● **REQUIRED TASK**:
Copy everything in the data below exactly except the pictures.

Figure collection entries
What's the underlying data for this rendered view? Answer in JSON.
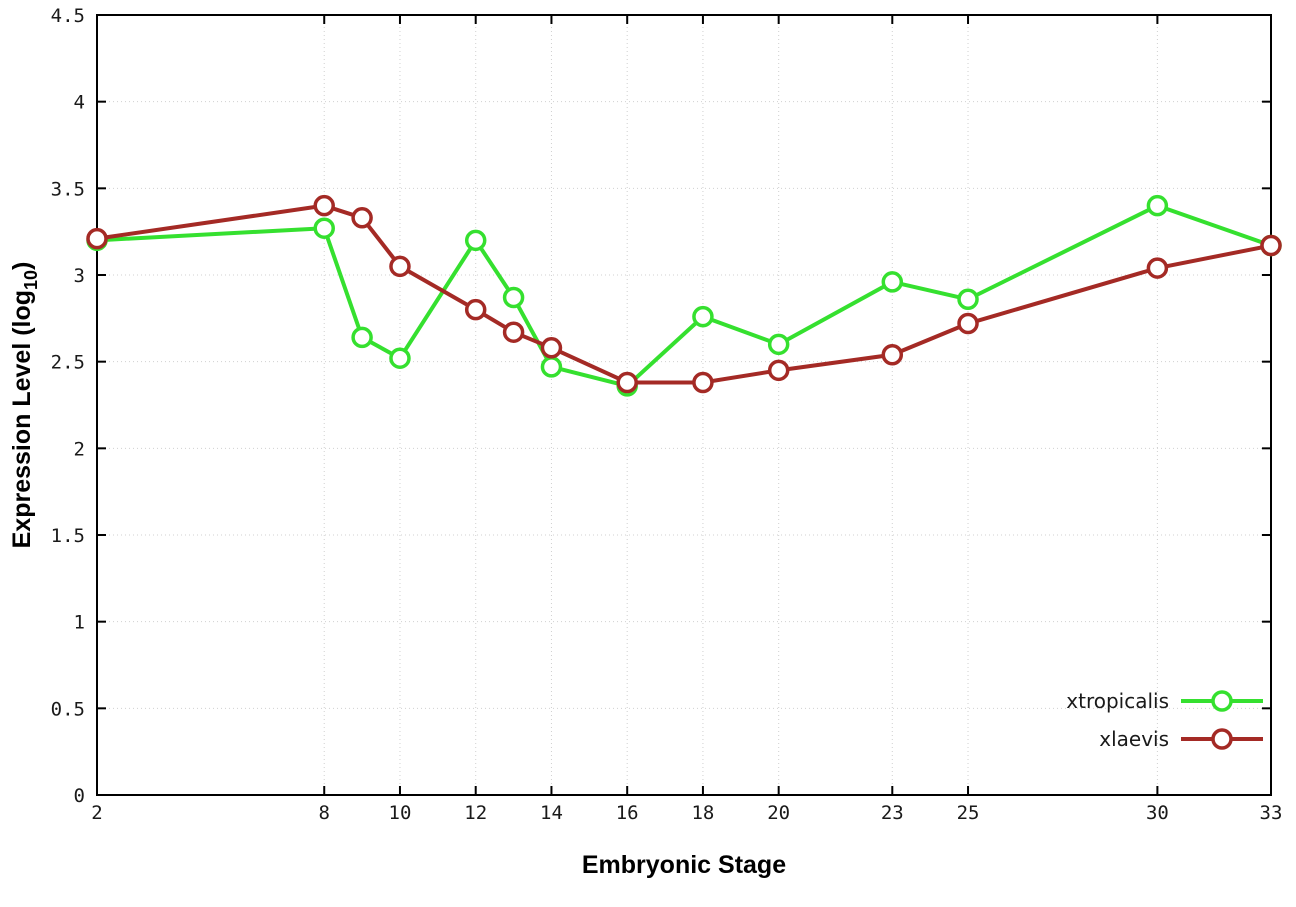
{
  "chart_data": {
    "type": "line",
    "title": "",
    "xlabel": "Embryonic Stage",
    "ylabel": "Expression Level (log10)",
    "ylabel_parts": {
      "main": "Expression Level (log",
      "sub": "10",
      "end": ")"
    },
    "x": [
      2,
      8,
      9,
      10,
      12,
      13,
      14,
      16,
      18,
      20,
      23,
      25,
      30,
      33
    ],
    "series": [
      {
        "name": "xtropicalis",
        "color": "#35e02f",
        "values": [
          3.2,
          3.27,
          2.64,
          2.52,
          3.2,
          2.87,
          2.47,
          2.36,
          2.76,
          2.6,
          2.96,
          2.86,
          3.4,
          3.17
        ]
      },
      {
        "name": "xlaevis",
        "color": "#a42a25",
        "values": [
          3.21,
          3.4,
          3.33,
          3.05,
          2.8,
          2.67,
          2.58,
          2.38,
          2.38,
          2.45,
          2.54,
          2.72,
          3.04,
          3.17
        ]
      }
    ],
    "xlim": [
      2,
      33
    ],
    "ylim": [
      0,
      4.5
    ],
    "xticks": [
      2,
      8,
      10,
      12,
      14,
      16,
      18,
      20,
      23,
      25,
      30,
      33
    ],
    "xtick_labels": [
      "2",
      "8",
      "10",
      "12",
      "14",
      "16",
      "18",
      "20",
      "23",
      "25",
      "30",
      "33"
    ],
    "yticks": [
      0,
      0.5,
      1,
      1.5,
      2,
      2.5,
      3,
      3.5,
      4,
      4.5
    ],
    "ytick_labels": [
      "0",
      "0.5",
      "1",
      "1.5",
      "2",
      "2.5",
      "3",
      "3.5",
      "4",
      "4.5"
    ],
    "grid": true,
    "grid_color": "#d0d0d0",
    "border_color": "#000000",
    "legend_position": "bottom-right",
    "marker": "open-circle"
  }
}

● **WRITTEN SOLUTION**:
What's the underlying data for this rendered view? Answer in JSON.
{
  "chart_data": {
    "type": "line",
    "title": "",
    "xlabel": "Embryonic Stage",
    "ylabel": "Expression Level (log10)",
    "ylabel_parts": {
      "main": "Expression Level (log",
      "sub": "10",
      "end": ")"
    },
    "x": [
      2,
      8,
      9,
      10,
      12,
      13,
      14,
      16,
      18,
      20,
      23,
      25,
      30,
      33
    ],
    "series": [
      {
        "name": "xtropicalis",
        "color": "#35e02f",
        "values": [
          3.2,
          3.27,
          2.64,
          2.52,
          3.2,
          2.87,
          2.47,
          2.36,
          2.76,
          2.6,
          2.96,
          2.86,
          3.4,
          3.17
        ]
      },
      {
        "name": "xlaevis",
        "color": "#a42a25",
        "values": [
          3.21,
          3.4,
          3.33,
          3.05,
          2.8,
          2.67,
          2.58,
          2.38,
          2.38,
          2.45,
          2.54,
          2.72,
          3.04,
          3.17
        ]
      }
    ],
    "xlim": [
      2,
      33
    ],
    "ylim": [
      0,
      4.5
    ],
    "xticks": [
      2,
      8,
      10,
      12,
      14,
      16,
      18,
      20,
      23,
      25,
      30,
      33
    ],
    "xtick_labels": [
      "2",
      "8",
      "10",
      "12",
      "14",
      "16",
      "18",
      "20",
      "23",
      "25",
      "30",
      "33"
    ],
    "yticks": [
      0,
      0.5,
      1,
      1.5,
      2,
      2.5,
      3,
      3.5,
      4,
      4.5
    ],
    "ytick_labels": [
      "0",
      "0.5",
      "1",
      "1.5",
      "2",
      "2.5",
      "3",
      "3.5",
      "4",
      "4.5"
    ],
    "grid": true,
    "grid_color": "#d0d0d0",
    "border_color": "#000000",
    "legend_position": "bottom-right",
    "marker": "open-circle"
  }
}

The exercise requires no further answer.